> _Records excerpted from a collection_:

+++

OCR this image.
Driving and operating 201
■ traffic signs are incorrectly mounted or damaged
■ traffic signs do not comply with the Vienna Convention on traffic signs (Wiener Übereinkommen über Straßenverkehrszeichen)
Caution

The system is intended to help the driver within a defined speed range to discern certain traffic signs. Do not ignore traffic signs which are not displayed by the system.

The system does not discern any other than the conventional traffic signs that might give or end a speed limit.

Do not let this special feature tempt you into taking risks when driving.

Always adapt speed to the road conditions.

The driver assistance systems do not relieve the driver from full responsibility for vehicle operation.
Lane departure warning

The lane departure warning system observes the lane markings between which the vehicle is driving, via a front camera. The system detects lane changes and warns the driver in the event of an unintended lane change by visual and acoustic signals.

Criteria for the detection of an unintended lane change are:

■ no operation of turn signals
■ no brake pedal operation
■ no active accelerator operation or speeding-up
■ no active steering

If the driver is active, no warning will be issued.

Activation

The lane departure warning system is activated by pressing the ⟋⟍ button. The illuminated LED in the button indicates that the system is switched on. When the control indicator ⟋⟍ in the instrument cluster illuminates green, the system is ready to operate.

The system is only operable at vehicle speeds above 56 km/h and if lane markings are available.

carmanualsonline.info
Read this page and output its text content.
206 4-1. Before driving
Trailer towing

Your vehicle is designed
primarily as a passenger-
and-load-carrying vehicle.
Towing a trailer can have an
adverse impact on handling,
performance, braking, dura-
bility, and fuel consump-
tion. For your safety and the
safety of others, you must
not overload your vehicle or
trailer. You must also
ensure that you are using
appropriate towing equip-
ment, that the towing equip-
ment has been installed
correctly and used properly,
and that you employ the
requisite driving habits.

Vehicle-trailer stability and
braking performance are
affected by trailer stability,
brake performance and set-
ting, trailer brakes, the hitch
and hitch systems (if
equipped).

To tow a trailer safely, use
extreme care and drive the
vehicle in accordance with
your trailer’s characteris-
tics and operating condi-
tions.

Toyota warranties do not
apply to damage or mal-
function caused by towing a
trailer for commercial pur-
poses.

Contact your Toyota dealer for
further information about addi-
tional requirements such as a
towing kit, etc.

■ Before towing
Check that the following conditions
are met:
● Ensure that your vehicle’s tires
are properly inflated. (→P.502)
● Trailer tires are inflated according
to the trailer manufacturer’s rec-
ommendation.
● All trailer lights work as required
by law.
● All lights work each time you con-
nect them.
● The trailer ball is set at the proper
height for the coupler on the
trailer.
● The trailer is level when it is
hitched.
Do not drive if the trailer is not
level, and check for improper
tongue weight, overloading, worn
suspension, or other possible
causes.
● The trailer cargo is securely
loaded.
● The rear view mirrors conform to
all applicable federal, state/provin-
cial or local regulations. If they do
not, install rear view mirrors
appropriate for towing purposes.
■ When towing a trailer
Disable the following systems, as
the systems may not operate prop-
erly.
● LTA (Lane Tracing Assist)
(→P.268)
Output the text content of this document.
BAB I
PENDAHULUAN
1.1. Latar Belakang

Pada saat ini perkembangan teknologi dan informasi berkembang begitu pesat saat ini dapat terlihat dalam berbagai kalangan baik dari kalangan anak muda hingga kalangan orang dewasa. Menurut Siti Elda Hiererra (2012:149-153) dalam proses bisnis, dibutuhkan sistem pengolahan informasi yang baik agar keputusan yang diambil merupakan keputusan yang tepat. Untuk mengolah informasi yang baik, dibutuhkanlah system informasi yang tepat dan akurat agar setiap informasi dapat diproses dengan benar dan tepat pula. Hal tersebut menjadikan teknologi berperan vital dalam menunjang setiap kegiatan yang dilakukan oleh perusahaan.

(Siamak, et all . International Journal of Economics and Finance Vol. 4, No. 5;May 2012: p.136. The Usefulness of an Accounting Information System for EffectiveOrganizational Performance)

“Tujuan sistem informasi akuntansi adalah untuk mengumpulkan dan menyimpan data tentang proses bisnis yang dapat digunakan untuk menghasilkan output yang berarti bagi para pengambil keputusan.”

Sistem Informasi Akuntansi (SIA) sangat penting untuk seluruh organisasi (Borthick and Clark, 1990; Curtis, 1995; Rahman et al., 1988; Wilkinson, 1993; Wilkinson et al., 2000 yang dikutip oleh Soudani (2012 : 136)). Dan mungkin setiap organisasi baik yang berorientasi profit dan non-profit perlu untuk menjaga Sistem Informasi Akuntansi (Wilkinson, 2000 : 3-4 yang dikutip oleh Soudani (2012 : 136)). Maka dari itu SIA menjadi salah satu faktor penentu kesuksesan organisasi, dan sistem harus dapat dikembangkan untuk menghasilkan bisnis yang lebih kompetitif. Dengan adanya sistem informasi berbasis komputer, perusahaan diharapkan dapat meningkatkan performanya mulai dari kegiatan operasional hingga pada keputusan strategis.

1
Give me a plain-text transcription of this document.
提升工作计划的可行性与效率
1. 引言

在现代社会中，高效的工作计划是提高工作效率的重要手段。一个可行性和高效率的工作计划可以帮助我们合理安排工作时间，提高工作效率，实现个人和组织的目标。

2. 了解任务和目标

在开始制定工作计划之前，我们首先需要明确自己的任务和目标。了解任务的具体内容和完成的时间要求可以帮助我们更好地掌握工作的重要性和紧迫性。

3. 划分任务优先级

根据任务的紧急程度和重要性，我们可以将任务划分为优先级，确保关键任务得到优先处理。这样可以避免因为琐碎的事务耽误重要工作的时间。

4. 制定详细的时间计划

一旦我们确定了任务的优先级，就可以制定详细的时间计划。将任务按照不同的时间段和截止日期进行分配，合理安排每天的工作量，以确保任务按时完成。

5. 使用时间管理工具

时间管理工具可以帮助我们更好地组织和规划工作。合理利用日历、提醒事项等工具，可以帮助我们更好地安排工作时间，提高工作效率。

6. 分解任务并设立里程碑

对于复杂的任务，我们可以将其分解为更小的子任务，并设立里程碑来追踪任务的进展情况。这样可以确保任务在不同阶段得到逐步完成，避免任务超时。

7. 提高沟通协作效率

+++

> _SET EXERCISE_:
Give only the number of lines that include the word "this".

> _OUTPUT OF THE TASK_:
5